-- begin THE INPUT --

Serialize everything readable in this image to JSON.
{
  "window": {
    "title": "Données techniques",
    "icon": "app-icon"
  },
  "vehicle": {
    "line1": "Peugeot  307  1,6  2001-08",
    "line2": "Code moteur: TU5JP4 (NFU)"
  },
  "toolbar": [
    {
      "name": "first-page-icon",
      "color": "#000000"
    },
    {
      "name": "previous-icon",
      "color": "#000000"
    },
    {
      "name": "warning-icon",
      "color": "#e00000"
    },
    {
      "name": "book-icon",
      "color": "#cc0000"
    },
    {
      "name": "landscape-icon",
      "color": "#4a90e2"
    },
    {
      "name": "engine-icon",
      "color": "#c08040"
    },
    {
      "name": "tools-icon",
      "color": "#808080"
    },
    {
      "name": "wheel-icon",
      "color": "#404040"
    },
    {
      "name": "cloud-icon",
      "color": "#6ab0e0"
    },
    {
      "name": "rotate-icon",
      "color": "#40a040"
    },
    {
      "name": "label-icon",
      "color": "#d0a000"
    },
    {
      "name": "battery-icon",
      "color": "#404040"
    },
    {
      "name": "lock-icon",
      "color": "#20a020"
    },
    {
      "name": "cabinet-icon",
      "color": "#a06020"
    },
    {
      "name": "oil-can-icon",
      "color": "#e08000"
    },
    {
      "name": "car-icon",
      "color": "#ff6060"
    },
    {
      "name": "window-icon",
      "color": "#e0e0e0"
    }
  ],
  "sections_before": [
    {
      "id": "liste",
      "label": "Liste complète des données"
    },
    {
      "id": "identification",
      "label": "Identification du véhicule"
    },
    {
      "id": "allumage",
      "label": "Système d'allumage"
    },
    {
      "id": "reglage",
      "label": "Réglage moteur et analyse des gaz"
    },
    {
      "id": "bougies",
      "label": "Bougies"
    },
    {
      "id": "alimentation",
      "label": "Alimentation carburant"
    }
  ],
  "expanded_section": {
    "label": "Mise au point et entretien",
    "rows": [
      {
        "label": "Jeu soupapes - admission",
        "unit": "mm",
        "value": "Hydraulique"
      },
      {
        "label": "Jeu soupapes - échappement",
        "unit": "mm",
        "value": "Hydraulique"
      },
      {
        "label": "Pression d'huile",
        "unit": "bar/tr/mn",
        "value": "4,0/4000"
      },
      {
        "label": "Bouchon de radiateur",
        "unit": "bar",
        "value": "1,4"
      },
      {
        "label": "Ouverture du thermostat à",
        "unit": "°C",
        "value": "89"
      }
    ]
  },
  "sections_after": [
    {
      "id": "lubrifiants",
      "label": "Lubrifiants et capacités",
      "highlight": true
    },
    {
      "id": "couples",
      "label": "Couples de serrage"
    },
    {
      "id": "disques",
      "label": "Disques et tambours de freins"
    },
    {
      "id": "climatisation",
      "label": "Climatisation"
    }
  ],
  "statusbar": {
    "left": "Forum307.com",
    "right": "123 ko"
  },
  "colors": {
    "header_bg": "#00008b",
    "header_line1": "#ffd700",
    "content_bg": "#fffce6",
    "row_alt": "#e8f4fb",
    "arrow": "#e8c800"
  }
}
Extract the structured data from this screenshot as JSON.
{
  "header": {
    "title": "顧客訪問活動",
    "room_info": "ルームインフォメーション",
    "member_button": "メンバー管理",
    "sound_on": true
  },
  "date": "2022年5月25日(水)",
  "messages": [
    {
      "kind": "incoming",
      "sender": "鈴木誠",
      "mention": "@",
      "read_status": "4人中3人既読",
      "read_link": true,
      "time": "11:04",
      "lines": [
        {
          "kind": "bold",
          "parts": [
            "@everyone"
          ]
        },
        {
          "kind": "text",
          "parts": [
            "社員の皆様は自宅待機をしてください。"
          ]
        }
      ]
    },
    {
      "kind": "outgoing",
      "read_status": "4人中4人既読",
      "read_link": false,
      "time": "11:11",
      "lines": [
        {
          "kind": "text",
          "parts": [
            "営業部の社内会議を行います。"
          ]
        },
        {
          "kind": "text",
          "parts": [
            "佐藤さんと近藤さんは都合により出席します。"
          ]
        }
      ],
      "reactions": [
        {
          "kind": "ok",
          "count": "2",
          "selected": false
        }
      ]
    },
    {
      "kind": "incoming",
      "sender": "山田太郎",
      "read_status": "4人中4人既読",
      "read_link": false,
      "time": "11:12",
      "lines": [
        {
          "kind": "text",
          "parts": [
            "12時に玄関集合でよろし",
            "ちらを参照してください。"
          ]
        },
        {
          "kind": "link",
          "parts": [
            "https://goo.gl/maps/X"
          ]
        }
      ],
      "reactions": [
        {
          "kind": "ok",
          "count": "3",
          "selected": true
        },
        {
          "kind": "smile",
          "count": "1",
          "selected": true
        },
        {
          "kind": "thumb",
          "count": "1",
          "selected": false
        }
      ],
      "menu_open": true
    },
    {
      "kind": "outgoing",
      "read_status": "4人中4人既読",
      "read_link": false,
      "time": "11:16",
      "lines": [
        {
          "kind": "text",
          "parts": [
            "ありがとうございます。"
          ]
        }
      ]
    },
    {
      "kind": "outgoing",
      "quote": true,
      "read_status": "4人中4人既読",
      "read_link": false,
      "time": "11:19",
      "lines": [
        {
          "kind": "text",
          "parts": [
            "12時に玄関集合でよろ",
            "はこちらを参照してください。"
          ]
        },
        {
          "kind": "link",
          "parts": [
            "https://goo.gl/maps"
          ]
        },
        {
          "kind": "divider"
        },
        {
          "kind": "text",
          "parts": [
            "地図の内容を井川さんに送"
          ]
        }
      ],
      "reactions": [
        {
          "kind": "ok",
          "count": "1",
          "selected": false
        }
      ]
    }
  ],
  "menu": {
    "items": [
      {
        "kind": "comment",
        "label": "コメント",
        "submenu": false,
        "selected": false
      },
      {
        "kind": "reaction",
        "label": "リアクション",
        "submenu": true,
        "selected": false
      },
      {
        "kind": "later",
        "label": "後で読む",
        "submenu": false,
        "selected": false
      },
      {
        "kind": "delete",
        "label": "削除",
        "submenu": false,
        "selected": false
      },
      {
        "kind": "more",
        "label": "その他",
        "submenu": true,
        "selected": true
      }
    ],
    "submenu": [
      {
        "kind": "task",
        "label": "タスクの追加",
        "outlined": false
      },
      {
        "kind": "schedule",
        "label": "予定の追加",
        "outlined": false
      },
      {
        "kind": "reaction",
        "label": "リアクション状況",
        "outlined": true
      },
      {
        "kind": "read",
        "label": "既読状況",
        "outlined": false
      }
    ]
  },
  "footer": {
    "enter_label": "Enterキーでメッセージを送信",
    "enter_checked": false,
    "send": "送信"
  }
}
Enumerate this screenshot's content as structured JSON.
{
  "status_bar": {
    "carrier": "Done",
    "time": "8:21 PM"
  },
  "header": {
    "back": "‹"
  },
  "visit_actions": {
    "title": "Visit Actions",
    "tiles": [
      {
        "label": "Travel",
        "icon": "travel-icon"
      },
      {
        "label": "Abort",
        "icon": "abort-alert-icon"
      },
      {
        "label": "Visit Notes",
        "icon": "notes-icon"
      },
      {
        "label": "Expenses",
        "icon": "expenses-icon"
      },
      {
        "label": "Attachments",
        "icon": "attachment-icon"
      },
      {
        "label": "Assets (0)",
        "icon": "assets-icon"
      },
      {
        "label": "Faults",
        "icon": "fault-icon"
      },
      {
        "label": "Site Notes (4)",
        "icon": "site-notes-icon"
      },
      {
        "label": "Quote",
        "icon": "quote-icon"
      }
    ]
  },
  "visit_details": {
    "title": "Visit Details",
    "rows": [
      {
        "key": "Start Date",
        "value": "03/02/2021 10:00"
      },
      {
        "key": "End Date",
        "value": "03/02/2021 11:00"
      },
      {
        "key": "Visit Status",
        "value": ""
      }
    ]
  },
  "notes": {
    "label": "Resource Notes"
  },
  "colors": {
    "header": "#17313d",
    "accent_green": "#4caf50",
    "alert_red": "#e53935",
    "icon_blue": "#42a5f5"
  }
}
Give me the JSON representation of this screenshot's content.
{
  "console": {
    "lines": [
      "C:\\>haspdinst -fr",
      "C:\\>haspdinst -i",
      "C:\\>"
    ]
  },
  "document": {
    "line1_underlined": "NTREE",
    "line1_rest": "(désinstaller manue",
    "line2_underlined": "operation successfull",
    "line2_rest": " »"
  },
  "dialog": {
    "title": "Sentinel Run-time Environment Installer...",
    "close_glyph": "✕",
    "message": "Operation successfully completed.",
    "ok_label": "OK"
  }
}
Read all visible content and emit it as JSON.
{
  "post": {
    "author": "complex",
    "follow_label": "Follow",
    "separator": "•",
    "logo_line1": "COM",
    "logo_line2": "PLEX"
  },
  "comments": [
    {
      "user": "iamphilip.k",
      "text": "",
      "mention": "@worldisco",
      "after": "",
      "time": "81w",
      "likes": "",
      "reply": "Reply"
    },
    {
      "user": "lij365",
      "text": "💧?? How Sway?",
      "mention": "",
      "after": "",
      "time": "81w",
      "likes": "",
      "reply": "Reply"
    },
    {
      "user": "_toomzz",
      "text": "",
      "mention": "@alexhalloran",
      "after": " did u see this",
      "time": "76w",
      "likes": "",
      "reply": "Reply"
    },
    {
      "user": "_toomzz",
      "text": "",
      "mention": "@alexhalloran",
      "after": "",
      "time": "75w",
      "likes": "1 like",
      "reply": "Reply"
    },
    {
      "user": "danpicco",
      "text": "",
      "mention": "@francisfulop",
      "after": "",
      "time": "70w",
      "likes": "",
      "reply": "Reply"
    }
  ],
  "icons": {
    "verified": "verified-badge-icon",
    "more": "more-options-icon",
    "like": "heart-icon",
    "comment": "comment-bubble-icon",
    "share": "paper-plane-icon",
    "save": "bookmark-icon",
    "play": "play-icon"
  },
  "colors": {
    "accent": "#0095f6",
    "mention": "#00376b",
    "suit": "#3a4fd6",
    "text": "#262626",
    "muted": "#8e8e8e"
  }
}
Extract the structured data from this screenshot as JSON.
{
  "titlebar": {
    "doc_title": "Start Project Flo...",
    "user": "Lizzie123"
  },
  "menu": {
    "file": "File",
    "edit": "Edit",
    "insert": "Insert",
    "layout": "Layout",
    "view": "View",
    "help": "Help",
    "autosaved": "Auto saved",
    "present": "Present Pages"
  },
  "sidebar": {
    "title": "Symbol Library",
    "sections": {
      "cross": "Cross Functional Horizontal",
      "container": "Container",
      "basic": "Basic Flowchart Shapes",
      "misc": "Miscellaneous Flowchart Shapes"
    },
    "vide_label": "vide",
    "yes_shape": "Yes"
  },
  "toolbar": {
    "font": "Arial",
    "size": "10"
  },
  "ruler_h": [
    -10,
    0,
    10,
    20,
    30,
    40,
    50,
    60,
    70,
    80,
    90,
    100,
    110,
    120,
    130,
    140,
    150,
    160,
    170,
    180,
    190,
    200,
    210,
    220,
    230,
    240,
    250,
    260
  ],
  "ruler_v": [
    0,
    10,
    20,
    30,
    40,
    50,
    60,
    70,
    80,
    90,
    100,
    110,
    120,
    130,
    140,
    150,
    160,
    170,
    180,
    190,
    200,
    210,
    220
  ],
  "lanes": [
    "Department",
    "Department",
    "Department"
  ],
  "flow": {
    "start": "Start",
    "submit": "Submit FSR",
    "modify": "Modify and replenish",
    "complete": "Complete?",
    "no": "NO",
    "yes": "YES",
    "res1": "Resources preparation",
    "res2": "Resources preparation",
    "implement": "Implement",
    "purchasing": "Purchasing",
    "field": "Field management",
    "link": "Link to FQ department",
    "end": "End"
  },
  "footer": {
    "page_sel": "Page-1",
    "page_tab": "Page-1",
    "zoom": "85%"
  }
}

-- end THE INPUT --

## GOAL
Select and copy every line of the material that holds the string "mention".

## TASK OUTPUT
      "mention": "@",
      "mention": "@worldisco",
      "mention": "",
      "mention": "@alexhalloran",
      "mention": "@alexhalloran",
      "mention": "@francisfulop",
    "mention": "#00376b",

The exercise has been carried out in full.